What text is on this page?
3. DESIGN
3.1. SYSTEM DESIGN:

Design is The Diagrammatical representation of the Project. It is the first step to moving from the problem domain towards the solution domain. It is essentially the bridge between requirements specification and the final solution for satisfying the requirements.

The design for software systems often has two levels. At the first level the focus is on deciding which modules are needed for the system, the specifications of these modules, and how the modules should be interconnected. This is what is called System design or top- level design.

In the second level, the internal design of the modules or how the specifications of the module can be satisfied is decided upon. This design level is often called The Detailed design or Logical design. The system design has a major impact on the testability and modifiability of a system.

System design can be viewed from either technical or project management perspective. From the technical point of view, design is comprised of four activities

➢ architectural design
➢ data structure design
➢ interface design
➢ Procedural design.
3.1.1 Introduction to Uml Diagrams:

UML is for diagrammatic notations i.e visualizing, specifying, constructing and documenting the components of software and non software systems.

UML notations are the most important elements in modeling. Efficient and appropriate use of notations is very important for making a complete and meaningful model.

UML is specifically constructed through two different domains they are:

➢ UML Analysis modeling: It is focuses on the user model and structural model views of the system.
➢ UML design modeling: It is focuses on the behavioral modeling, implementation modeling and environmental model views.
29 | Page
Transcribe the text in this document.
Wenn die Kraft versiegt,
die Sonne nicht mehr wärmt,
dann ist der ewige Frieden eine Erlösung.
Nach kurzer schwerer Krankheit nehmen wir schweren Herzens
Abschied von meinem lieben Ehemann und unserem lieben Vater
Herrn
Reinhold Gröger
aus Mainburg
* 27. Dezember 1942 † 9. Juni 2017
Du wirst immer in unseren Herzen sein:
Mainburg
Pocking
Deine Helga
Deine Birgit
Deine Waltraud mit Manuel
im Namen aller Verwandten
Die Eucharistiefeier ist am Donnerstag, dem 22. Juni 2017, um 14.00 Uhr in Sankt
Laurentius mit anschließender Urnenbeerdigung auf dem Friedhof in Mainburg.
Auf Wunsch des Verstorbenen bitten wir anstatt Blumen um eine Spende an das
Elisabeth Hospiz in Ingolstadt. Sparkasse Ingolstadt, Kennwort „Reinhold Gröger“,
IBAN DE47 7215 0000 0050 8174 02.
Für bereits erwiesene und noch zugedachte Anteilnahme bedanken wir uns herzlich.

→ Task objective
Provide all the records again, word for word.

→ The answer
What text is on this page?
3. DESIGN
3.1. SYSTEM DESIGN:

Design is The Diagrammatical representation of the Project. It is the first step to moving from the problem domain towards the solution domain. It is essentially the bridge between requirements specification and the final solution for satisfying the requirements.

The design for software systems often has two levels. At the first level the focus is on deciding which modules are needed for the system, the specifications of these modules, and how the modules should be interconnected. This is what is called System design or top- level design.

In the second level, the internal design of the modules or how the specifications of the module can be satisfied is decided upon. This design level is often called The Detailed design or Logical design. The system design has a major impact on the testability and modifiability of a system.

System design can be viewed from either technical or project management perspective. From the technical point of view, design is comprised of four activities

➢ architectural design
➢ data structure design
➢ interface design
➢ Procedural design.
3.1.1 Introduction to Uml Diagrams:

UML is for diagrammatic notations i.e visualizing, specifying, constructing and documenting the components of software and non software systems.

UML notations are the most important elements in modeling. Efficient and appropriate use of notations is very important for making a complete and meaningful model.

UML is specifically constructed through two different domains they are:

➢ UML Analysis modeling: It is focuses on the user model and structural model views of the system.
➢ UML design modeling: It is focuses on the behavioral modeling, implementation modeling and environmental model views.
29 | Page
Transcribe the text in this document.
Wenn die Kraft versiegt,
die Sonne nicht mehr wärmt,
dann ist der ewige Frieden eine Erlösung.
Nach kurzer schwerer Krankheit nehmen wir schweren Herzens
Abschied von meinem lieben Ehemann und unserem lieben Vater
Herrn
Reinhold Gröger
aus Mainburg
* 27. Dezember 1942 † 9. Juni 2017
Du wirst immer in unseren Herzen sein:
Mainburg
Pocking
Deine Helga
Deine Birgit
Deine Waltraud mit Manuel
im Namen aller Verwandten
Die Eucharistiefeier ist am Donnerstag, dem 22. Juni 2017, um 14.00 Uhr in Sankt
Laurentius mit anschließender Urnenbeerdigung auf dem Friedhof in Mainburg.
Auf Wunsch des Verstorbenen bitten wir anstatt Blumen um eine Spende an das
Elisabeth Hospiz in Ingolstadt. Sparkasse Ingolstadt, Kennwort „Reinhold Gröger“,
IBAN DE47 7215 0000 0050 8174 02.
Für bereits erwiesene und noch zugedachte Anteilnahme bedanken wir uns herzlich.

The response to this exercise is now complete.